------ EXTRACTED DATA ------

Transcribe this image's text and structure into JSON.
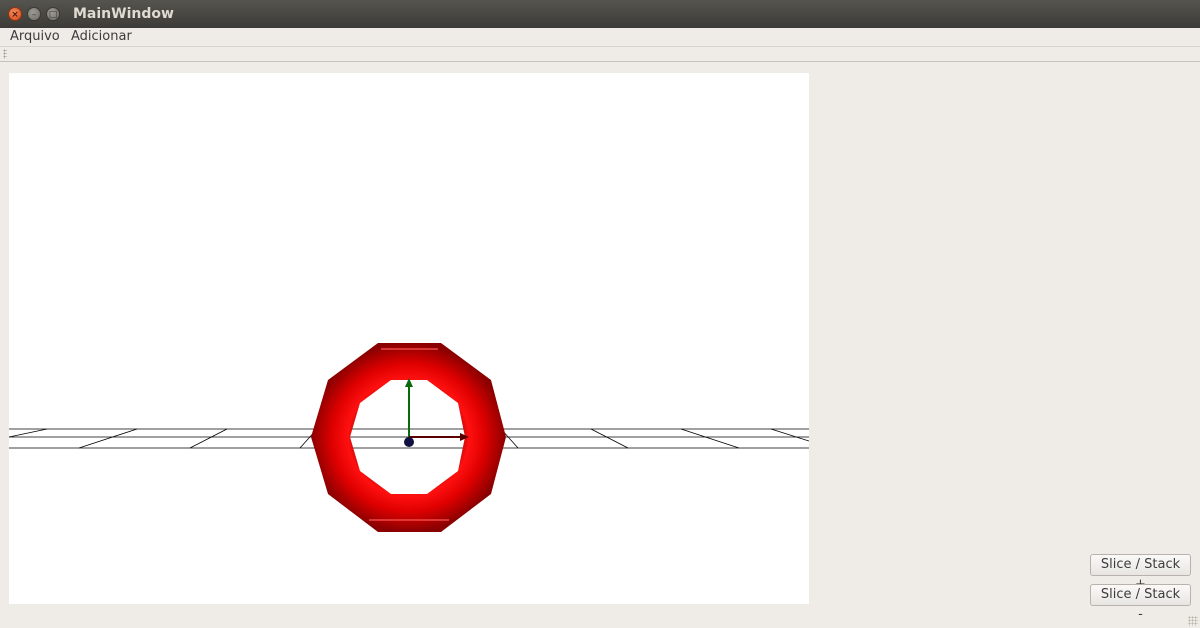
{
  "window": {
    "title": "MainWindow"
  },
  "menubar": {
    "items": [
      {
        "label": "Arquivo"
      },
      {
        "label": "Adicionar"
      }
    ]
  },
  "viewport": {
    "object": "torus",
    "object_color": "#e00000",
    "background": "#ffffff"
  },
  "buttons": {
    "slice_stack_plus": "Slice / Stack +",
    "slice_stack_minus": "Slice / Stack -"
  }
}
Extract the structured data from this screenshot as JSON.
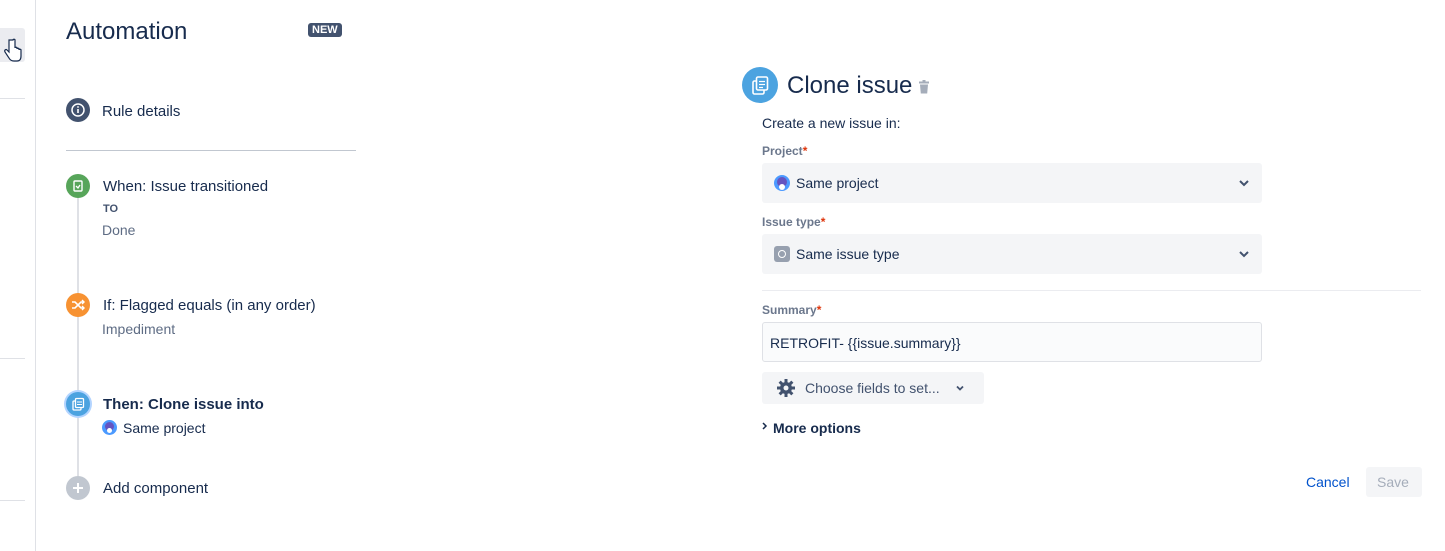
{
  "sidebar": {
    "title": "Automation",
    "badge": "NEW",
    "rule_details": "Rule details",
    "steps": [
      {
        "title": "When: Issue transitioned",
        "caption": "TO",
        "sub": "Done",
        "color": "#57a55a",
        "icon": "trigger-icon"
      },
      {
        "title": "If: Flagged equals (in any order)",
        "sub": "Impediment",
        "color": "#f79232",
        "icon": "shuffle-icon"
      },
      {
        "title": "Then: Clone issue into",
        "sub": "Same project",
        "color": "#4ca3e0",
        "icon": "clone-icon"
      },
      {
        "title": "Add component",
        "color": "#c1c7d0",
        "icon": "plus-icon"
      }
    ]
  },
  "panel": {
    "title": "Clone issue",
    "create_text": "Create a new issue in:",
    "project_label": "Project",
    "project_value": "Same project",
    "issue_type_label": "Issue type",
    "issue_type_value": "Same issue type",
    "summary_label": "Summary",
    "summary_value": "RETROFIT- {{issue.summary}}",
    "choose_fields": "Choose fields to set...",
    "more_options": "More options",
    "cancel": "Cancel",
    "save": "Save",
    "required_mark": "*"
  }
}
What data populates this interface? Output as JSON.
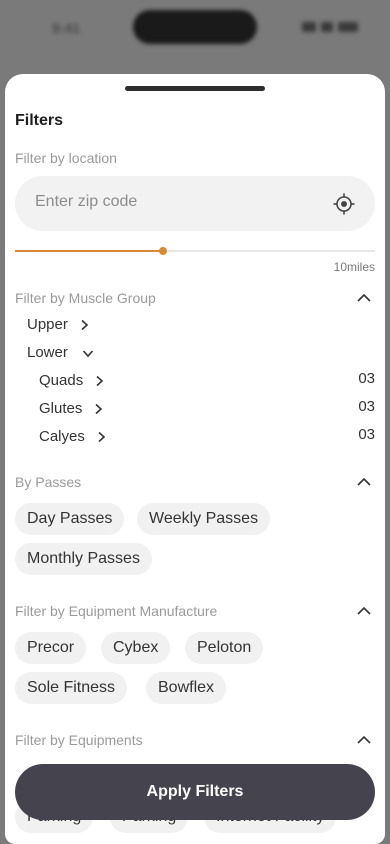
{
  "status_bar": {
    "time": "9:41"
  },
  "sheet": {
    "title": "Filters",
    "location": {
      "label": "Filter by location",
      "zip_placeholder": "Enter zip code",
      "zip_value": "",
      "distance_label": "10miles",
      "distance_fraction": 0.41
    },
    "muscle_group": {
      "label": "Filter by Muscle Group",
      "upper": "Upper",
      "lower": "Lower",
      "sub_items": [
        {
          "label": "Quads",
          "count": "03"
        },
        {
          "label": "Glutes",
          "count": "03"
        },
        {
          "label": "Calyes",
          "count": "03"
        }
      ]
    },
    "passes": {
      "label": "By Passes",
      "chips": [
        "Day Passes",
        "Weekly Passes",
        "Monthly Passes"
      ]
    },
    "manufacturer": {
      "label": "Filter by Equipment Manufacture",
      "chips": [
        "Precor",
        "Cybex",
        "Peloton",
        "Sole Fitness",
        "Bowflex"
      ]
    },
    "equipments": {
      "label": "Filter by Equipments",
      "chips": [
        "Parking",
        "Parking",
        "Internet Facility"
      ]
    },
    "apply_label": "Apply Filters"
  },
  "icons": {
    "collapse": "chevron-up-icon",
    "expand": "chevron-right-icon",
    "expanded": "chevron-down-icon",
    "location": "crosshair-location-icon"
  },
  "colors": {
    "accent": "#d98a35",
    "button": "#45434d",
    "chip": "#f1f1f1"
  }
}
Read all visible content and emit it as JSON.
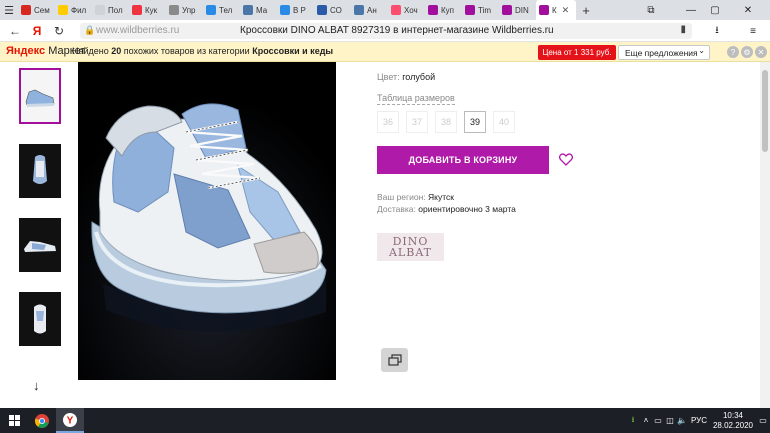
{
  "tabs": [
    {
      "label": "Сем",
      "fav_color": "#d7281f"
    },
    {
      "label": "Фил",
      "fav_color": "#ffcc00"
    },
    {
      "label": "Пол",
      "fav_color": "#cfd3d8"
    },
    {
      "label": "Кук",
      "fav_color": "#ef3340"
    },
    {
      "label": "Упр",
      "fav_color": "#8a8a8a"
    },
    {
      "label": "Тел",
      "fav_color": "#2a8be6"
    },
    {
      "label": "Ма",
      "fav_color": "#4a76a8"
    },
    {
      "label": "В Р",
      "fav_color": "#2a8be6"
    },
    {
      "label": "СО",
      "fav_color": "#2a5aa8"
    },
    {
      "label": "Ан",
      "fav_color": "#4a76a8"
    },
    {
      "label": "Хоч",
      "fav_color": "#ff4d6d"
    },
    {
      "label": "Куп",
      "fav_color": "#a20f9d"
    },
    {
      "label": "Tim",
      "fav_color": "#a20f9d"
    },
    {
      "label": "DIN",
      "fav_color": "#a20f9d"
    },
    {
      "label": "К",
      "fav_color": "#a20f9d",
      "active": true
    }
  ],
  "address": {
    "host": "www.wildberries.ru",
    "title": "Кроссовки DINO ALBAT 8927319 в интернет-магазине Wildberries.ru"
  },
  "yandex_market": {
    "logo_bold": "Яндекс",
    "logo_rest": "Маркет",
    "text_prefix": "Найдено ",
    "count": "20",
    "text_mid": " похожих товаров из категории ",
    "category": "Кроссовки и кеды",
    "price_badge": "Цена от 1 331 руб.",
    "more": "Еще предложения"
  },
  "product": {
    "color_label": "Цвет:",
    "color_value": "голубой",
    "size_table": "Таблица размеров",
    "sizes": [
      {
        "label": "36",
        "available": false
      },
      {
        "label": "37",
        "available": false
      },
      {
        "label": "38",
        "available": false
      },
      {
        "label": "39",
        "available": true
      },
      {
        "label": "40",
        "available": false
      }
    ],
    "add_to_cart": "ДОБАВИТЬ В КОРЗИНУ",
    "region_label": "Ваш регион:",
    "region_value": "Якутск",
    "delivery_label": "Доставка:",
    "delivery_value": "ориентировочно 3 марта",
    "brand_line1": "DINO",
    "brand_line2": "ALBAT"
  },
  "taskbar": {
    "lang": "РУС",
    "time": "10:34",
    "date": "28.02.2020"
  },
  "colors": {
    "accent": "#b01aa9",
    "yandex_bar": "#fff4c7",
    "price_red": "#e5121a"
  }
}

------

■ TASK
Extract the full listing above verbatim; pictures are to be left out of the copy.

■ RESPONSE TO THE TASK
Transcribe this image's text and structure into JSON.
{
  "window": {
    "title": "MainWindow"
  },
  "menubar": {
    "items": [
      {
        "label": "Arquivo"
      },
      {
        "label": "Adicionar"
      }
    ]
  },
  "viewport": {
    "object": "torus",
    "object_color": "#e00000",
    "background": "#ffffff"
  },
  "buttons": {
    "slice_stack_plus": "Slice / Stack +",
    "slice_stack_minus": "Slice / Stack -"
  }
}
Extract the structured data from this screenshot as JSON.
{
  "sidebar": {
    "title": "Automation",
    "badge": "NEW",
    "rule_details": "Rule details",
    "steps": [
      {
        "title": "When: Issue transitioned",
        "caption": "TO",
        "sub": "Done",
        "color": "#57a55a",
        "icon": "trigger-icon"
      },
      {
        "title": "If: Flagged equals (in any order)",
        "sub": "Impediment",
        "color": "#f79232",
        "icon": "shuffle-icon"
      },
      {
        "title": "Then: Clone issue into",
        "sub": "Same project",
        "color": "#4ca3e0",
        "icon": "clone-icon"
      },
      {
        "title": "Add component",
        "color": "#c1c7d0",
        "icon": "plus-icon"
      }
    ]
  },
  "panel": {
    "title": "Clone issue",
    "create_text": "Create a new issue in:",
    "project_label": "Project",
    "project_value": "Same project",
    "issue_type_label": "Issue type",
    "issue_type_value": "Same issue type",
    "summary_label": "Summary",
    "summary_value": "RETROFIT- {{issue.summary}}",
    "choose_fields": "Choose fields to set...",
    "more_options": "More options",
    "cancel": "Cancel",
    "save": "Save",
    "required_mark": "*"
  }
}
What data populates this interface? Output as JSON.
{
  "status_bar": {
    "time": "9:41"
  },
  "sheet": {
    "title": "Filters",
    "location": {
      "label": "Filter by location",
      "zip_placeholder": "Enter zip code",
      "zip_value": "",
      "distance_label": "10miles",
      "distance_fraction": 0.41
    },
    "muscle_group": {
      "label": "Filter by Muscle Group",
      "upper": "Upper",
      "lower": "Lower",
      "sub_items": [
        {
          "label": "Quads",
          "count": "03"
        },
        {
          "label": "Glutes",
          "count": "03"
        },
        {
          "label": "Calyes",
          "count": "03"
        }
      ]
    },
    "passes": {
      "label": "By Passes",
      "chips": [
        "Day Passes",
        "Weekly Passes",
        "Monthly Passes"
      ]
    },
    "manufacturer": {
      "label": "Filter by Equipment Manufacture",
      "chips": [
        "Precor",
        "Cybex",
        "Peloton",
        "Sole Fitness",
        "Bowflex"
      ]
    },
    "equipments": {
      "label": "Filter by Equipments",
      "chips": [
        "Parking",
        "Parking",
        "Internet Facility"
      ]
    },
    "apply_label": "Apply Filters"
  },
  "icons": {
    "collapse": "chevron-up-icon",
    "expand": "chevron-right-icon",
    "expanded": "chevron-down-icon",
    "location": "crosshair-location-icon"
  },
  "colors": {
    "accent": "#d98a35",
    "button": "#45434d",
    "chip": "#f1f1f1"
  }
}
Read all visible content and emit it as JSON.
{
  "tabs": [
    {
      "label": "Сем",
      "fav_color": "#d7281f"
    },
    {
      "label": "Фил",
      "fav_color": "#ffcc00"
    },
    {
      "label": "Пол",
      "fav_color": "#cfd3d8"
    },
    {
      "label": "Кук",
      "fav_color": "#ef3340"
    },
    {
      "label": "Упр",
      "fav_color": "#8a8a8a"
    },
    {
      "label": "Тел",
      "fav_color": "#2a8be6"
    },
    {
      "label": "Ма",
      "fav_color": "#4a76a8"
    },
    {
      "label": "В Р",
      "fav_color": "#2a8be6"
    },
    {
      "label": "СО",
      "fav_color": "#2a5aa8"
    },
    {
      "label": "Ан",
      "fav_color": "#4a76a8"
    },
    {
      "label": "Хоч",
      "fav_color": "#ff4d6d"
    },
    {
      "label": "Куп",
      "fav_color": "#a20f9d"
    },
    {
      "label": "Tim",
      "fav_color": "#a20f9d"
    },
    {
      "label": "DIN",
      "fav_color": "#a20f9d"
    },
    {
      "label": "К",
      "fav_color": "#a20f9d",
      "active": true
    }
  ],
  "address": {
    "host": "www.wildberries.ru",
    "title": "Кроссовки DINO ALBAT 8927319 в интернет-магазине Wildberries.ru"
  },
  "yandex_market": {
    "logo_bold": "Яндекс",
    "logo_rest": "Маркет",
    "text_prefix": "Найдено ",
    "count": "20",
    "text_mid": " похожих товаров из категории ",
    "category": "Кроссовки и кеды",
    "price_badge": "Цена от 1 331 руб.",
    "more": "Еще предложения"
  },
  "product": {
    "color_label": "Цвет:",
    "color_value": "голубой",
    "size_table": "Таблица размеров",
    "sizes": [
      {
        "label": "36",
        "available": false
      },
      {
        "label": "37",
        "available": false
      },
      {
        "label": "38",
        "available": false
      },
      {
        "label": "39",
        "available": true
      },
      {
        "label": "40",
        "available": false
      }
    ],
    "add_to_cart": "ДОБАВИТЬ В КОРЗИНУ",
    "region_label": "Ваш регион:",
    "region_value": "Якутск",
    "delivery_label": "Доставка:",
    "delivery_value": "ориентировочно 3 марта",
    "brand_line1": "DINO",
    "brand_line2": "ALBAT"
  },
  "taskbar": {
    "lang": "РУС",
    "time": "10:34",
    "date": "28.02.2020"
  },
  "colors": {
    "accent": "#b01aa9",
    "yandex_bar": "#fff4c7",
    "price_red": "#e5121a"
  }
}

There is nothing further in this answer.